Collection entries

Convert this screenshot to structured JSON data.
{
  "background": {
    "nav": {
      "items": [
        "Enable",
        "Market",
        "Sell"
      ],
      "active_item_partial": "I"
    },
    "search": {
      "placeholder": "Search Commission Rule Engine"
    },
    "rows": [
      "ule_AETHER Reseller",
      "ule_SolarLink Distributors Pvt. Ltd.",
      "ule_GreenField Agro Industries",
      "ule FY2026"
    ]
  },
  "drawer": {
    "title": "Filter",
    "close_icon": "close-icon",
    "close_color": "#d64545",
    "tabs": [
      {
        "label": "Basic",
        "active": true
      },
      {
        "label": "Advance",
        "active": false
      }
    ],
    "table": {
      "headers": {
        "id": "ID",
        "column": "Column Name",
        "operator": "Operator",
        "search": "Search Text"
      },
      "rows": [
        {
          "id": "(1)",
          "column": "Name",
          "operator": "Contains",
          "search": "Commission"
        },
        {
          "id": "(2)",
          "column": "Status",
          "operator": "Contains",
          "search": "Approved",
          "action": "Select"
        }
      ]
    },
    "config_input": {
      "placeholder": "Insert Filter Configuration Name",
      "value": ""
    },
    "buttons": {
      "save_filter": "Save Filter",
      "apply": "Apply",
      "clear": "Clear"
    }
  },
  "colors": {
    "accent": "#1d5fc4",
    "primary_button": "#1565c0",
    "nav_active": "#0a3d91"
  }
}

*Task description*. Gather each line in the entries above where the string "Commission" is found.

*Final answer*.
      "placeholder": "Search Commission Rule Engine"
          "search": "Commission"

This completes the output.